Segundo os próprios idealistas, os cristãos modernos deveriam adotar uma abordagem idealista porque o seu ponto de vista se baseia em um sólido fundamento hermenêutico.
O idealista reconhece a natureza apocalíptica do livro de Apocalipse, embora admita que o livro contém elementos epistolares. Também acredita que João emprega o estilo apocalíptico para levar sua mensagem ao leitor. O idealista não somente reconhece o texto como literatura apocalíptica, mas também o interpreta como esse tipo de literatura. Ao reconhecer isso, o intérprete idealista prefere uma abordagem não literal para cada versículo do livro. Para o idealista deve haver uma boa razão para se abster de interpretação simbólica do texto.
O cerne da abordagem idealista é que o livro do Apocalipse apresenta preceitos espirituais por meio de símbolos, ao invés de um livro de profecia cumprido em eventos específicos ou pessoas na história humana.


1.3 – O ponto de vista Dispensacionalista Progressivo
Na década de 80, certos teólogos dispensacionalistas iniciaram uma reconsideração do sistema e desenvolveram o que foi chamado de “progressivo” ou “modificado”. A idéia abrangente que contém essa interpretação é sua aderência hermenêutica do “já/ ainda não”. Esse sistema vê a primeira e a segunda vinda de Cristo pela lente da tensão da escatologia. A primeira vinda testemunha a inauguração do Reino de Deus, ao passo que a segunda resultará em sua realização completa. Aí, então, o cristão vive na tensão entre a era por vir e esta presente e má.
Os progressivos acreditam que Jesus começou seu reino davídico na ressurreição. A igreja não é um parêntese no plano de Deus. A nova aliança está começando a ser cumprida na igreja. A promessa do AT sobre a vinda dos gentios para adorar o verdadeiro Deus ao término da história, também está experimentando realização parcial na igreja. (Rm 15.7-13)

> _Instruções das tarefas_
1. Diga se cada afirmação concorda com o texto de referência, respondendo sim ou não e citando literalmente as palavras do texto que decidem a questão: (a) O idealista nega que o livro de Apocalipse contenha elementos epistolares. (b) Para os dispensacionalistas progressivos, a igreja é um parêntese no plano de Deus. (c) A reconsideração do sistema pelos teólogos dispensacionalistas começou na década de 80.
2. Segundo o texto de referência, em que momento os progressivos acreditam que Jesus começou seu reino davídico?

> _Material fornecido_
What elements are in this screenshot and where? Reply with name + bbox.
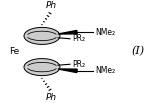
Text: PR₂: PR₂	[72, 60, 85, 69]
Polygon shape	[58, 69, 77, 73]
Polygon shape	[24, 59, 60, 76]
Text: (I): (I)	[131, 46, 145, 57]
Text: Fe: Fe	[9, 47, 19, 56]
Text: NMe₂: NMe₂	[95, 66, 115, 75]
Polygon shape	[58, 30, 77, 34]
Text: PR₂: PR₂	[72, 34, 85, 43]
Text: Ph: Ph	[45, 93, 57, 102]
Text: NMe₂: NMe₂	[95, 28, 115, 37]
Text: Ph: Ph	[45, 1, 57, 10]
Polygon shape	[24, 27, 60, 44]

> _Respostas por tarefa_
1.
(a) Não: "embora admita que o livro contém elementos epistolares".
(b) Não: "A igreja não é um parêntese no plano de Deus."
(c) Sim: "Na década de 80, certos teólogos dispensacionalistas iniciaram uma reconsideração do sistema".

2. Na ressurreição.